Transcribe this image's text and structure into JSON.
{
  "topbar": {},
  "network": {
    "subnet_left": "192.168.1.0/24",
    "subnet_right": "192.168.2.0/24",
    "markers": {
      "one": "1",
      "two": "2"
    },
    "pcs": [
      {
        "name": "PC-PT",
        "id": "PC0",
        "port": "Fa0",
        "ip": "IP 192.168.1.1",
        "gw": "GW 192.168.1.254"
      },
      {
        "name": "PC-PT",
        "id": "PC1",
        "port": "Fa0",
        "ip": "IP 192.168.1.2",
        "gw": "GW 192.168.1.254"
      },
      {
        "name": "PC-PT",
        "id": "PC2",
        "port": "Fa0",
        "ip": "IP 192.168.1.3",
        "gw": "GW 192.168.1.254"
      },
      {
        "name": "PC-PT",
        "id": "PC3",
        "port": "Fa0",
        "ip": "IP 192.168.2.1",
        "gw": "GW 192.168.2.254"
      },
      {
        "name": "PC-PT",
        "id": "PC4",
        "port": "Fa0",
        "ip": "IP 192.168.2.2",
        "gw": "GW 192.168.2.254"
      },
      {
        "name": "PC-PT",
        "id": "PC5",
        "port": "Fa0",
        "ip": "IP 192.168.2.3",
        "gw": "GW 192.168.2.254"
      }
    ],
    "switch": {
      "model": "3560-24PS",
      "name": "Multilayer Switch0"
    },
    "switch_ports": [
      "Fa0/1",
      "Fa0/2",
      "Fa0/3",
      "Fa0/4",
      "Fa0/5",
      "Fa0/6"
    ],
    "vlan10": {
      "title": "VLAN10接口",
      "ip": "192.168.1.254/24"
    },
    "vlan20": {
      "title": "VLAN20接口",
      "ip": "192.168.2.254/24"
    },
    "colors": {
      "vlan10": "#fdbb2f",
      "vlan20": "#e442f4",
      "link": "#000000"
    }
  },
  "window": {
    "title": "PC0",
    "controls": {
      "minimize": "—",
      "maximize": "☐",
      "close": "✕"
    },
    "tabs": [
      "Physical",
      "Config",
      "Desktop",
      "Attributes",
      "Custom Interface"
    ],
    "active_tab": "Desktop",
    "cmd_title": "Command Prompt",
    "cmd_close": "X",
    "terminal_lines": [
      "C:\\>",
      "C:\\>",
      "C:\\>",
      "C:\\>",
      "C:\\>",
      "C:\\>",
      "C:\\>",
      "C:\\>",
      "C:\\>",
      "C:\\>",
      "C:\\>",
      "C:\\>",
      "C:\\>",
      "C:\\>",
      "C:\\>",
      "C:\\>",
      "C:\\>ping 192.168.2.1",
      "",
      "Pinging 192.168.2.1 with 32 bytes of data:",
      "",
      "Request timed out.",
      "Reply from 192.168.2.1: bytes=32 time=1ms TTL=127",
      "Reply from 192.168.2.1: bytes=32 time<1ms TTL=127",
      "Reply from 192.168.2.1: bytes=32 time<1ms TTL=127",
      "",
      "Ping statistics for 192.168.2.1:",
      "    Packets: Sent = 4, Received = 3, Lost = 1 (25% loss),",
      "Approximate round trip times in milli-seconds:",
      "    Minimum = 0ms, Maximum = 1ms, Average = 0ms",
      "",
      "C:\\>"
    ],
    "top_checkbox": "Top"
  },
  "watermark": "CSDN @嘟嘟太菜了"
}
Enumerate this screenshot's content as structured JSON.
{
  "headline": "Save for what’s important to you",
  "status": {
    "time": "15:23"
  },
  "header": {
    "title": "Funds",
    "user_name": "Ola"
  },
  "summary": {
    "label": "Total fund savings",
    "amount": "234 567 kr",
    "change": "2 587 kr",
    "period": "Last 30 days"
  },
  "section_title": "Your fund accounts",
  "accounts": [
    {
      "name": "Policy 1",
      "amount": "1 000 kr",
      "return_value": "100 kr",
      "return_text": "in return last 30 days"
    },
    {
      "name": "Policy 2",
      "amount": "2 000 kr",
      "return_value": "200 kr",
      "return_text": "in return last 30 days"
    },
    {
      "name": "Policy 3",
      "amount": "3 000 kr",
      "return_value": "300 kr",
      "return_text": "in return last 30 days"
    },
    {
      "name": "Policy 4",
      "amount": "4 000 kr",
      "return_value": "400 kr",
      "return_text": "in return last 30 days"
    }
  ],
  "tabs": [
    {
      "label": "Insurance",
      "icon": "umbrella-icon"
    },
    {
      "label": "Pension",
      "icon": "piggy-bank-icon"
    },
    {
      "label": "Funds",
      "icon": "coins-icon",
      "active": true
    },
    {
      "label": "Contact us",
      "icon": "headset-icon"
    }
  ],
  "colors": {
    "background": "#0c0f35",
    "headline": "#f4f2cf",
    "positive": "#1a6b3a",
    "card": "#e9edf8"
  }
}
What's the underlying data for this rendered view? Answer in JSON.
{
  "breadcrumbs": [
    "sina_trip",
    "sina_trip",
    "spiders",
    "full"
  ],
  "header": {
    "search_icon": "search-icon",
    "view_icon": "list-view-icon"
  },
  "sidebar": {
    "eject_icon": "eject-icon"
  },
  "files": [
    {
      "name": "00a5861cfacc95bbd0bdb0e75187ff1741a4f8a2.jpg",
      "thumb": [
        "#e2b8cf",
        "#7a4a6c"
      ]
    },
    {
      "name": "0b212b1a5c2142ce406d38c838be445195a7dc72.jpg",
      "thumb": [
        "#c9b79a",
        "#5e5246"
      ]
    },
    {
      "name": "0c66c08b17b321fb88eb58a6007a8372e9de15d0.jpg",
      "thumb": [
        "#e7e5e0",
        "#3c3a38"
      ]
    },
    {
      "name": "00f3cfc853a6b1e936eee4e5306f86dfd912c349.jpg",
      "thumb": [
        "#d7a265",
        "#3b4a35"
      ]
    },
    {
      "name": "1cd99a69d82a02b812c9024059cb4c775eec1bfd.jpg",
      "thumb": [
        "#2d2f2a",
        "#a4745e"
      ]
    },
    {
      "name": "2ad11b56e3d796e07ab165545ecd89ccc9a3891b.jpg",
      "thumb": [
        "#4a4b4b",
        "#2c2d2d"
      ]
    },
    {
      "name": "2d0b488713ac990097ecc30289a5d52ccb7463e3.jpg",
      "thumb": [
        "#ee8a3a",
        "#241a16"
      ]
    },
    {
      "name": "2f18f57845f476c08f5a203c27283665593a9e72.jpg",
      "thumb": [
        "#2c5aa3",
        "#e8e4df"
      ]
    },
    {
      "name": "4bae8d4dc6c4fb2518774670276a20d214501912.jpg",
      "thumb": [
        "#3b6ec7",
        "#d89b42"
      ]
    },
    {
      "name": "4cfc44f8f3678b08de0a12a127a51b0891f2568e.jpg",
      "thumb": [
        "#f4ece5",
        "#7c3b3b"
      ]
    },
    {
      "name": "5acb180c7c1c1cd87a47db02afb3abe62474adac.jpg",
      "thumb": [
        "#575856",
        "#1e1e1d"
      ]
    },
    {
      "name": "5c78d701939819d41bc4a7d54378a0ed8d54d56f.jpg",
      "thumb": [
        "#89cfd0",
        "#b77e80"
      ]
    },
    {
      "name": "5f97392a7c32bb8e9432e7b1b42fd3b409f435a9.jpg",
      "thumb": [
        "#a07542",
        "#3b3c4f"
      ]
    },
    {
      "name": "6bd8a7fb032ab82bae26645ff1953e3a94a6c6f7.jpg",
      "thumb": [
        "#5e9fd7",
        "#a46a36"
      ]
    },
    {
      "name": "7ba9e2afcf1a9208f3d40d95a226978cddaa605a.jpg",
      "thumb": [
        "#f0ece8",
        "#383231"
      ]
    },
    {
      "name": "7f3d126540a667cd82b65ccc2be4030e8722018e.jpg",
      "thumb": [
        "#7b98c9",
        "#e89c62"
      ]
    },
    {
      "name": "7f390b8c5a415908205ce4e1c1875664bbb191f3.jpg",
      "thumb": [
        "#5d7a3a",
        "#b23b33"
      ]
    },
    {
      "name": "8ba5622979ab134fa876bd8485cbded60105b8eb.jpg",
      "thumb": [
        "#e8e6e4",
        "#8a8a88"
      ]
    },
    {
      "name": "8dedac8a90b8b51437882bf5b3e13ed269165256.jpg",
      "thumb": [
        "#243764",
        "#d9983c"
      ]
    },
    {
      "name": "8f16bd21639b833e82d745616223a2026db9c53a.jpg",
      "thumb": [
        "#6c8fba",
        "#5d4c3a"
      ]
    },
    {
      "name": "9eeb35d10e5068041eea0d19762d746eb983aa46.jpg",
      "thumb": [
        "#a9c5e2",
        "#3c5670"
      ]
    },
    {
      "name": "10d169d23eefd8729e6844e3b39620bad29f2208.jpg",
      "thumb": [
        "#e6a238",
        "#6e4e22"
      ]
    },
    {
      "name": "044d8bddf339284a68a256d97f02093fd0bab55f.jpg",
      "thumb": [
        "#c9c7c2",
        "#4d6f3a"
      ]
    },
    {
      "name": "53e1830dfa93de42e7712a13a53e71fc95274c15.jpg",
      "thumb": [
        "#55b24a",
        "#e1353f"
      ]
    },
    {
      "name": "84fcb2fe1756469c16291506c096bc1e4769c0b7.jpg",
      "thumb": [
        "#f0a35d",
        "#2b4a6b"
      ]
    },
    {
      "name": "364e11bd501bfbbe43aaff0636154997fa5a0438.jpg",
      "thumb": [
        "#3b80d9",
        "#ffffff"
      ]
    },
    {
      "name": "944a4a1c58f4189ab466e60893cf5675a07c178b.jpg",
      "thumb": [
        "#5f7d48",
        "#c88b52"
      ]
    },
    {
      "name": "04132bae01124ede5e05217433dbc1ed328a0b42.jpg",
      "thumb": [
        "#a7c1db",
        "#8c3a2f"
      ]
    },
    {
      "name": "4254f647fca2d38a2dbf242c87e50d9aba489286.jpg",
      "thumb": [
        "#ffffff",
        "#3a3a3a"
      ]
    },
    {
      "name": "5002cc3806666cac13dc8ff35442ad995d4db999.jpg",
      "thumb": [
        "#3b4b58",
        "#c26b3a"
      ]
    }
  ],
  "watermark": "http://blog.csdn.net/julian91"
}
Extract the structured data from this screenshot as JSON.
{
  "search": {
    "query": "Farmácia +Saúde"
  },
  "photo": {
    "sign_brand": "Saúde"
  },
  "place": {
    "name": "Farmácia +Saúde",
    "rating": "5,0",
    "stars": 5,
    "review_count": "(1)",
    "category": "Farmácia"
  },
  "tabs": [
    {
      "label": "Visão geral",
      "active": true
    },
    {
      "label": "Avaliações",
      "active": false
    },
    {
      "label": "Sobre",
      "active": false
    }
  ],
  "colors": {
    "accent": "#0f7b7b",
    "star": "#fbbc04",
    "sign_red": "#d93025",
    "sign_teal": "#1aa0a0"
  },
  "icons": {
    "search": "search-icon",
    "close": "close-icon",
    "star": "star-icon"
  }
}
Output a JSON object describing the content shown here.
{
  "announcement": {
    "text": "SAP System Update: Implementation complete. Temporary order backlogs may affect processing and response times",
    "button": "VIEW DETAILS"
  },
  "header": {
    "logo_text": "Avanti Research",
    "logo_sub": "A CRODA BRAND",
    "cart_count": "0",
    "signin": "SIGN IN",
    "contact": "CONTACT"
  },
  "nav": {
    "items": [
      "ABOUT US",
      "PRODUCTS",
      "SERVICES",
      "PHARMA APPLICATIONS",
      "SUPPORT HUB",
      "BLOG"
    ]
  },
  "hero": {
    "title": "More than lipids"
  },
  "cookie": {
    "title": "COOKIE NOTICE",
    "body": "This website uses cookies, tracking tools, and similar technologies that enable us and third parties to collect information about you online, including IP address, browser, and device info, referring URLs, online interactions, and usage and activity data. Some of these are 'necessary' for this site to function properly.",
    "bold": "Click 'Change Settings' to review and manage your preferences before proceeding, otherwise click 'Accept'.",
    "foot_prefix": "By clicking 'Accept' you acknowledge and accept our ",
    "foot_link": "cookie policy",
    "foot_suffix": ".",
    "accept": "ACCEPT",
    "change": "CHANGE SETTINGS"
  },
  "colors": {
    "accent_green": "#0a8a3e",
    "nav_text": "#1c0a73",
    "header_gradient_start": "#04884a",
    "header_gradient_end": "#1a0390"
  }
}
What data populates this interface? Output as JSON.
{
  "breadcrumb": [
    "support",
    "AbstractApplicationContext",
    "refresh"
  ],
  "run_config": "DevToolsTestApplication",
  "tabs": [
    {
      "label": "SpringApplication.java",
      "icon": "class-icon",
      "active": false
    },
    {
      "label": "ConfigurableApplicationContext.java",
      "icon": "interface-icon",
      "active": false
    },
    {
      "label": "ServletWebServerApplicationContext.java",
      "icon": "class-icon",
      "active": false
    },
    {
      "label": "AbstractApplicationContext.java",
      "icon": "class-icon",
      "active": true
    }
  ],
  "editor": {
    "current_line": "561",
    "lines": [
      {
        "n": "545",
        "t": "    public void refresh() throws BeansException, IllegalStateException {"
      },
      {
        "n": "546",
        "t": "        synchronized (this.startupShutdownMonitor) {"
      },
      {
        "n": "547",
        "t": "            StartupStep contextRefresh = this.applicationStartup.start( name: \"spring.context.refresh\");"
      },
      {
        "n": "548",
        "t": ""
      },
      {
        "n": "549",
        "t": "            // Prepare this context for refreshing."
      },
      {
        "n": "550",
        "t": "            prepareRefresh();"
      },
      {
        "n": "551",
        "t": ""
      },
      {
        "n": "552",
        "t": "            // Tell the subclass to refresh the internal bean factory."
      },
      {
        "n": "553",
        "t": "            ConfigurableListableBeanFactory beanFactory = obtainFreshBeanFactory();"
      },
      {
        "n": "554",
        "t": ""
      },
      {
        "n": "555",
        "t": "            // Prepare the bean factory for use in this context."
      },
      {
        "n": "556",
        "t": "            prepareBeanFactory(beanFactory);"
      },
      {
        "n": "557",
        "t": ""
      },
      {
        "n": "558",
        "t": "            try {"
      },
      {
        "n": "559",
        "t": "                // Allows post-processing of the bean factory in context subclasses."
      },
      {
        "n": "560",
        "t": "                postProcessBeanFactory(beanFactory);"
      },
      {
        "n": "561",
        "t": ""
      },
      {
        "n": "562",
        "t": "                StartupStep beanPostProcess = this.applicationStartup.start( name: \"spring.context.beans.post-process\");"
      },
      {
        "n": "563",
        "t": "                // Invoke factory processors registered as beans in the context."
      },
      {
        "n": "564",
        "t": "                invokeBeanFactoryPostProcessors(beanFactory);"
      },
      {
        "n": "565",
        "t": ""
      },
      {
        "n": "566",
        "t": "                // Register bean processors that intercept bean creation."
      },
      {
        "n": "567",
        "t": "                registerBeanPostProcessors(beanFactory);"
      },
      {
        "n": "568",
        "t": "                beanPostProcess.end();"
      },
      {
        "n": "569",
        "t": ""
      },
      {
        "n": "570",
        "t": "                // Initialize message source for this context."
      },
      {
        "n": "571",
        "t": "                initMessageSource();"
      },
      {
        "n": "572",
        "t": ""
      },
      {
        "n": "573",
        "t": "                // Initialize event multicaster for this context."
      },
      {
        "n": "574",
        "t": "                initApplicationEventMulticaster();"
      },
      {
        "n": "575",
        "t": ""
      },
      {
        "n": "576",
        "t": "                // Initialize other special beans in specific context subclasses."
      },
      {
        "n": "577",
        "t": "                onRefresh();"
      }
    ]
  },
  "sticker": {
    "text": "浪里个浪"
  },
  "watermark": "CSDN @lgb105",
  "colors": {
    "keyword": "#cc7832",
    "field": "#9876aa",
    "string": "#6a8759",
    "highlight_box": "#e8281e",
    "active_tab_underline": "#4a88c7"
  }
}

**Task to carry out:** Using the entries above, return each line in which the word "JSON" occurs.

**Full solution:**
Transcribe this image's text and structure into JSON.
Enumerate this screenshot's content as structured JSON.
What's the underlying data for this rendered view? Answer in JSON.
Extract the structured data from this screenshot as JSON.
Output a JSON object describing the content shown here.
What data populates this interface? Output as JSON.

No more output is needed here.